- Your instructions:
What is the number of lines that include the word "JSON"? Provide only that figure.

Dataset entries:
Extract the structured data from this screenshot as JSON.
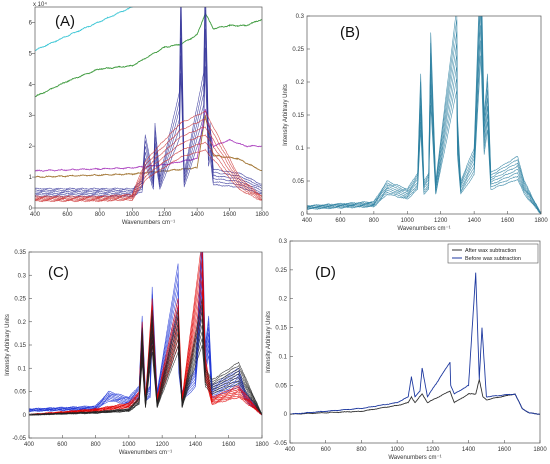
{
  "chart_data": [
    {
      "type": "line",
      "panel_label": "(A)",
      "xlabel": "Wavenumbers cm⁻¹",
      "ylabel": "",
      "exponent_label": "x 10⁴",
      "xlim": [
        400,
        1800
      ],
      "ylim": [
        0,
        6.5
      ],
      "x_ticks": [
        400,
        600,
        800,
        1000,
        1200,
        1400,
        1600,
        1800
      ],
      "y_ticks": [
        0,
        1,
        2,
        3,
        4,
        5,
        6
      ],
      "grid": false,
      "series": [
        {
          "color": "#3fc7d6",
          "x": [
            400,
            700,
            1000
          ],
          "y": [
            5.1,
            5.8,
            6.5
          ]
        },
        {
          "color": "#3f9b3f",
          "x": [
            400,
            600,
            800,
            1000,
            1200,
            1300,
            1400,
            1450,
            1500,
            1600,
            1700,
            1800
          ],
          "y": [
            3.6,
            4.1,
            4.5,
            4.6,
            5.2,
            5.3,
            5.6,
            6.3,
            5.8,
            5.9,
            5.9,
            6.1
          ]
        },
        {
          "color": "#b24fc4",
          "x": [
            400,
            1000,
            1200,
            1400,
            1450,
            1500,
            1600,
            1700,
            1800
          ],
          "y": [
            1.2,
            1.3,
            1.4,
            1.6,
            3.2,
            2.0,
            2.2,
            2.0,
            2.0
          ]
        },
        {
          "color": "#a57a3a",
          "x": [
            400,
            1000,
            1400,
            1450,
            1500,
            1650,
            1800
          ],
          "y": [
            1.0,
            1.1,
            1.3,
            3.0,
            1.7,
            1.6,
            1.2
          ]
        },
        {
          "color": "#333399",
          "x": [
            400,
            1000,
            1060,
            1080,
            1130,
            1140,
            1170,
            1290,
            1300,
            1320,
            1440,
            1450,
            1470,
            1480,
            1500,
            1660,
            1800
          ],
          "y": [
            0.5,
            0.5,
            0.7,
            1.9,
            0.8,
            2.2,
            0.8,
            3.0,
            5.8,
            0.9,
            3.5,
            6.1,
            1.8,
            2.2,
            1.0,
            0.9,
            0.6
          ]
        },
        {
          "color": "#cc3333",
          "x": [
            400,
            800,
            1000,
            1080,
            1140,
            1300,
            1450,
            1660,
            1800
          ],
          "y": [
            0.3,
            0.3,
            0.35,
            1.2,
            1.5,
            2.2,
            2.5,
            0.8,
            0.3
          ]
        }
      ]
    },
    {
      "type": "line",
      "panel_label": "(B)",
      "xlabel": "Wavenumbers cm⁻¹",
      "ylabel": "Intensity Arbitrary Units",
      "xlim": [
        400,
        1800
      ],
      "ylim": [
        0,
        0.3
      ],
      "x_ticks": [
        400,
        600,
        800,
        1000,
        1200,
        1400,
        1600,
        1800
      ],
      "y_ticks": [
        0,
        0.05,
        0.1,
        0.15,
        0.2,
        0.25,
        0.3
      ],
      "grid": false,
      "series": [
        {
          "color": "#2a7fa0",
          "x": [
            400,
            800,
            880,
            1000,
            1062,
            1080,
            1100,
            1128,
            1140,
            1170,
            1296,
            1300,
            1320,
            1400,
            1440,
            1460,
            1480,
            1500,
            1660,
            1700,
            1800
          ],
          "y": [
            0.01,
            0.015,
            0.04,
            0.03,
            0.05,
            0.17,
            0.04,
            0.05,
            0.22,
            0.04,
            0.25,
            0.12,
            0.04,
            0.08,
            0.32,
            0.12,
            0.17,
            0.05,
            0.07,
            0.04,
            0.0
          ]
        }
      ]
    },
    {
      "type": "line",
      "panel_label": "(C)",
      "xlabel": "Wavenumbers cm⁻¹",
      "ylabel": "Intensity Arbitrary Units",
      "xlim": [
        400,
        1800
      ],
      "ylim": [
        -0.05,
        0.35
      ],
      "x_ticks": [
        400,
        600,
        800,
        1000,
        1200,
        1400,
        1600,
        1800
      ],
      "y_ticks": [
        -0.05,
        0,
        0.05,
        0.1,
        0.15,
        0.2,
        0.25,
        0.3,
        0.35
      ],
      "grid": false,
      "series": [
        {
          "color": "#1f35d6",
          "x": [
            400,
            800,
            880,
            1000,
            1062,
            1080,
            1100,
            1128,
            1140,
            1170,
            1296,
            1300,
            1320,
            1400,
            1440,
            1460,
            1480,
            1500,
            1660,
            1700,
            1800
          ],
          "y": [
            0.01,
            0.015,
            0.04,
            0.03,
            0.05,
            0.17,
            0.04,
            0.05,
            0.22,
            0.04,
            0.26,
            0.12,
            0.04,
            0.08,
            0.32,
            0.12,
            0.17,
            0.05,
            0.08,
            0.04,
            0.0
          ]
        },
        {
          "color": "#e00000",
          "x": [
            400,
            800,
            1000,
            1062,
            1080,
            1100,
            1140,
            1170,
            1296,
            1320,
            1440,
            1460,
            1500,
            1660,
            1800
          ],
          "y": [
            0.0,
            0.01,
            0.02,
            0.04,
            0.16,
            0.03,
            0.2,
            0.03,
            0.2,
            0.03,
            0.3,
            0.1,
            0.03,
            0.05,
            0.0
          ]
        },
        {
          "color": "#222222",
          "x": [
            400,
            800,
            1000,
            1062,
            1080,
            1100,
            1140,
            1170,
            1296,
            1320,
            1440,
            1460,
            1500,
            1660,
            1800
          ],
          "y": [
            0.0,
            0.005,
            0.01,
            0.03,
            0.15,
            0.02,
            0.18,
            0.02,
            0.18,
            0.02,
            0.2,
            0.08,
            0.06,
            0.09,
            0.0
          ]
        }
      ]
    },
    {
      "type": "line",
      "panel_label": "(D)",
      "xlabel": "Wavenumbers cm⁻¹",
      "ylabel": "Intensity Arbitrary Units",
      "xlim": [
        400,
        1800
      ],
      "ylim": [
        -0.05,
        0.3
      ],
      "x_ticks": [
        400,
        600,
        800,
        1000,
        1200,
        1400,
        1600,
        1800
      ],
      "y_ticks": [
        -0.05,
        0,
        0.05,
        0.1,
        0.15,
        0.2,
        0.25,
        0.3
      ],
      "grid": false,
      "legend": "top-right",
      "series": [
        {
          "name": "After wax subtraction",
          "color": "#333333",
          "x": [
            400,
            800,
            1000,
            1062,
            1080,
            1100,
            1140,
            1170,
            1296,
            1320,
            1400,
            1440,
            1460,
            1480,
            1500,
            1660,
            1700,
            1740,
            1800
          ],
          "y": [
            0.0,
            0.005,
            0.015,
            0.02,
            0.03,
            0.02,
            0.035,
            0.02,
            0.04,
            0.02,
            0.035,
            0.035,
            0.06,
            0.03,
            0.025,
            0.035,
            0.01,
            0.002,
            0.0
          ]
        },
        {
          "name": "Before wax subtraction",
          "color": "#1f3aa0",
          "x": [
            400,
            800,
            1000,
            1062,
            1080,
            1100,
            1128,
            1140,
            1170,
            1296,
            1300,
            1320,
            1400,
            1440,
            1460,
            1475,
            1500,
            1660,
            1700,
            1740,
            1800
          ],
          "y": [
            0.0,
            0.01,
            0.02,
            0.03,
            0.065,
            0.03,
            0.04,
            0.08,
            0.03,
            0.09,
            0.05,
            0.035,
            0.05,
            0.245,
            0.06,
            0.15,
            0.03,
            0.035,
            0.01,
            0.002,
            0.0
          ]
        }
      ]
    }
  ]
}
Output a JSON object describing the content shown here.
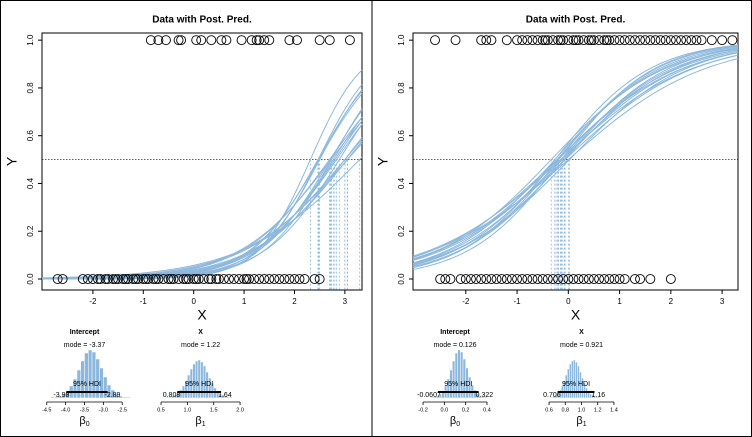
{
  "chart_data": [
    {
      "type": "scatter",
      "title": "Data with Post. Pred.",
      "xlabel": "X",
      "ylabel": "Y",
      "xlim": [
        -3.01,
        3.34
      ],
      "ylim": [
        -0.046,
        1.03
      ],
      "xticks": [
        -2,
        -1,
        0,
        1,
        2,
        3
      ],
      "yticks": [
        {
          "value": 0,
          "label": "0.0"
        },
        0.2,
        0.4,
        0.6,
        0.8,
        {
          "value": 1,
          "label": "1.0"
        }
      ],
      "reference": 0.5,
      "curve_color": "#8db8dd",
      "points": [
        {
          "y": 1,
          "x": [
            -0.85,
            -0.7,
            -0.55,
            -0.3,
            -0.25,
            0.05,
            0.15,
            0.35,
            0.55,
            0.65,
            0.95,
            1.15,
            1.25,
            1.3,
            1.4,
            1.5,
            1.9,
            2.05,
            2.5,
            2.7,
            3.1
          ]
        },
        {
          "y": 0,
          "x": [
            -2.7,
            -2.6,
            -2.2,
            -2.1,
            -2.0,
            -1.9,
            -1.85,
            -1.75,
            -1.7,
            -1.6,
            -1.55,
            -1.5,
            -1.4,
            -1.35,
            -1.3,
            -1.2,
            -1.15,
            -1.1,
            -1.0,
            -0.95,
            -0.9,
            -0.8,
            -0.75,
            -0.7,
            -0.6,
            -0.5,
            -0.45,
            -0.4,
            -0.3,
            -0.2,
            -0.15,
            -0.1,
            0.0,
            0.05,
            0.1,
            0.2,
            0.3,
            0.35,
            0.45,
            0.5,
            0.6,
            0.7,
            0.8,
            0.9,
            1.0,
            1.05,
            1.1,
            1.2,
            1.3,
            1.4,
            1.5,
            1.6,
            1.7,
            1.8,
            1.9,
            2.0,
            2.1,
            2.2,
            2.4,
            2.5
          ]
        }
      ],
      "curves": [
        [
          -3.4,
          1.2
        ],
        [
          -3.0,
          1.0
        ],
        [
          -4.0,
          1.6
        ],
        [
          -3.8,
          1.4
        ],
        [
          -2.9,
          0.95
        ],
        [
          -3.6,
          1.3
        ],
        [
          -4.2,
          1.7
        ],
        [
          -3.2,
          1.05
        ],
        [
          -3.7,
          1.5
        ],
        [
          -3.1,
          1.15
        ],
        [
          -4.4,
          1.9
        ],
        [
          -2.8,
          0.85
        ],
        [
          -3.5,
          1.25
        ],
        [
          -3.9,
          1.35
        ],
        [
          -3.3,
          1.1
        ],
        [
          -3.6,
          1.45
        ],
        [
          -4.1,
          1.5
        ],
        [
          -3.0,
          1.1
        ]
      ]
    },
    {
      "type": "scatter",
      "title": "Data with Post. Pred.",
      "xlabel": "X",
      "ylabel": "Y",
      "xlim": [
        -3.03,
        3.31
      ],
      "ylim": [
        -0.046,
        1.03
      ],
      "xticks": [
        -2,
        -1,
        0,
        1,
        2,
        3
      ],
      "yticks": [
        {
          "value": 0,
          "label": "0.0"
        },
        0.2,
        0.4,
        0.6,
        0.8,
        {
          "value": 1,
          "label": "1.0"
        }
      ],
      "reference": 0.5,
      "curve_color": "#8db8dd",
      "points": [
        {
          "y": 1,
          "x": [
            -2.6,
            -2.2,
            -1.7,
            -1.6,
            -1.5,
            -1.2,
            -1.0,
            -0.9,
            -0.8,
            -0.7,
            -0.6,
            -0.5,
            -0.45,
            -0.4,
            -0.3,
            -0.2,
            -0.15,
            -0.1,
            0.0,
            0.1,
            0.15,
            0.2,
            0.3,
            0.4,
            0.45,
            0.5,
            0.6,
            0.7,
            0.75,
            0.8,
            0.9,
            1.0,
            1.1,
            1.2,
            1.3,
            1.4,
            1.5,
            1.6,
            1.7,
            1.8,
            1.9,
            2.0,
            2.1,
            2.2,
            2.3,
            2.4,
            2.5,
            2.6,
            2.8,
            3.0,
            3.2
          ]
        },
        {
          "y": 0,
          "x": [
            -2.5,
            -2.4,
            -2.3,
            -2.1,
            -2.0,
            -1.9,
            -1.8,
            -1.7,
            -1.6,
            -1.5,
            -1.4,
            -1.3,
            -1.2,
            -1.1,
            -1.0,
            -0.9,
            -0.8,
            -0.7,
            -0.6,
            -0.5,
            -0.4,
            -0.3,
            -0.2,
            -0.1,
            0.0,
            0.1,
            0.2,
            0.3,
            0.4,
            0.5,
            0.6,
            0.7,
            0.8,
            0.9,
            1.0,
            1.1,
            1.3,
            1.4,
            1.6,
            2.0
          ]
        }
      ],
      "curves": [
        [
          0.13,
          0.92
        ],
        [
          0.05,
          0.8
        ],
        [
          0.2,
          1.05
        ],
        [
          0.1,
          0.85
        ],
        [
          0.25,
          0.95
        ],
        [
          0.0,
          0.75
        ],
        [
          0.15,
          1.1
        ],
        [
          0.3,
          0.9
        ],
        [
          0.08,
          0.98
        ],
        [
          0.18,
          0.82
        ],
        [
          -0.02,
          0.88
        ],
        [
          0.22,
          1.0
        ],
        [
          0.12,
          0.78
        ],
        [
          0.28,
          1.08
        ],
        [
          0.06,
          0.93
        ],
        [
          0.17,
          0.86
        ]
      ]
    },
    {
      "type": "histogram",
      "title": "Intercept",
      "mode_label": "mode = -3.37",
      "hdi_label": "95% HDI",
      "hdi": [
        -3.98,
        -2.89
      ],
      "xlabel": "β",
      "xlabel_sub": "0",
      "xlim": [
        -4.6,
        -2.4
      ],
      "ylim": [
        0,
        50
      ],
      "color": "#8db8dd",
      "xticks": [
        -4.5,
        {
          "value": -4,
          "label": "-4.0"
        },
        -3.5,
        {
          "value": -3,
          "label": "-3.0"
        },
        -2.5
      ],
      "bins": [
        -4.5,
        -4.4,
        -4.3,
        -4.2,
        -4.1,
        -4.0,
        -3.9,
        -3.8,
        -3.7,
        -3.6,
        -3.5,
        -3.4,
        -3.3,
        -3.2,
        -3.1,
        -3.0,
        -2.9,
        -2.8,
        -2.7,
        -2.6,
        -2.5,
        -2.4,
        -2.3
      ],
      "counts": [
        0,
        1,
        1,
        2,
        4,
        7,
        12,
        19,
        28,
        37,
        45,
        48,
        46,
        39,
        30,
        21,
        13,
        8,
        4,
        2,
        1,
        1
      ]
    },
    {
      "type": "histogram",
      "title": "X",
      "mode_label": "mode = 1.22",
      "hdi_label": "95% HDI",
      "hdi": [
        0.808,
        1.64
      ],
      "xlabel": "β",
      "xlabel_sub": "1",
      "xlim": [
        0.45,
        2.05
      ],
      "ylim": [
        0,
        40
      ],
      "color": "#8db8dd",
      "xticks": [
        0.5,
        {
          "value": 1,
          "label": "1.0"
        },
        1.5,
        {
          "value": 2,
          "label": "2.0"
        }
      ],
      "bins": [
        0.6,
        0.65,
        0.7,
        0.75,
        0.8,
        0.85,
        0.9,
        0.95,
        1.0,
        1.05,
        1.1,
        1.15,
        1.2,
        1.25,
        1.3,
        1.35,
        1.4,
        1.45,
        1.5,
        1.55,
        1.6,
        1.65,
        1.7,
        1.75,
        1.8,
        1.85,
        1.9
      ],
      "counts": [
        1,
        1,
        2,
        3,
        5,
        8,
        12,
        17,
        23,
        29,
        34,
        37,
        38,
        36,
        32,
        26,
        20,
        15,
        10,
        7,
        4,
        3,
        2,
        1,
        1,
        0
      ]
    },
    {
      "type": "histogram",
      "title": "Intercept",
      "mode_label": "mode = 0.126",
      "hdi_label": "95% HDI",
      "hdi": [
        -0.0607,
        0.322
      ],
      "xlabel": "β",
      "xlabel_sub": "0",
      "xlim": [
        -0.25,
        0.45
      ],
      "ylim": [
        0,
        50
      ],
      "color": "#8db8dd",
      "xticks": [
        -0.2,
        {
          "value": 0,
          "label": "0.0"
        },
        0.2,
        0.4
      ],
      "bins": [
        -0.15,
        -0.125,
        -0.1,
        -0.075,
        -0.05,
        -0.025,
        0.0,
        0.025,
        0.05,
        0.075,
        0.1,
        0.125,
        0.15,
        0.175,
        0.2,
        0.225,
        0.25,
        0.275,
        0.3,
        0.325,
        0.35,
        0.375,
        0.4
      ],
      "counts": [
        0,
        1,
        1,
        2,
        4,
        7,
        12,
        19,
        28,
        37,
        45,
        48,
        46,
        39,
        30,
        21,
        13,
        8,
        4,
        2,
        1,
        1
      ]
    },
    {
      "type": "histogram",
      "title": "X",
      "mode_label": "mode = 0.921",
      "hdi_label": "95% HDI",
      "hdi": [
        0.706,
        1.16
      ],
      "xlabel": "β",
      "xlabel_sub": "1",
      "xlim": [
        0.55,
        1.45
      ],
      "ylim": [
        0,
        40
      ],
      "color": "#8db8dd",
      "xticks": [
        0.6,
        0.8,
        {
          "value": 1,
          "label": "1.0"
        },
        1.2,
        1.4
      ],
      "bins": [
        0.6,
        0.625,
        0.65,
        0.675,
        0.7,
        0.725,
        0.75,
        0.775,
        0.8,
        0.825,
        0.85,
        0.875,
        0.9,
        0.925,
        0.95,
        0.975,
        1.0,
        1.025,
        1.05,
        1.075,
        1.1,
        1.125,
        1.15,
        1.175,
        1.2,
        1.225,
        1.25
      ],
      "counts": [
        1,
        1,
        2,
        3,
        5,
        8,
        12,
        17,
        23,
        29,
        34,
        37,
        38,
        36,
        32,
        26,
        20,
        15,
        10,
        7,
        4,
        3,
        2,
        1,
        1,
        0
      ]
    }
  ]
}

- Answer to this task:
2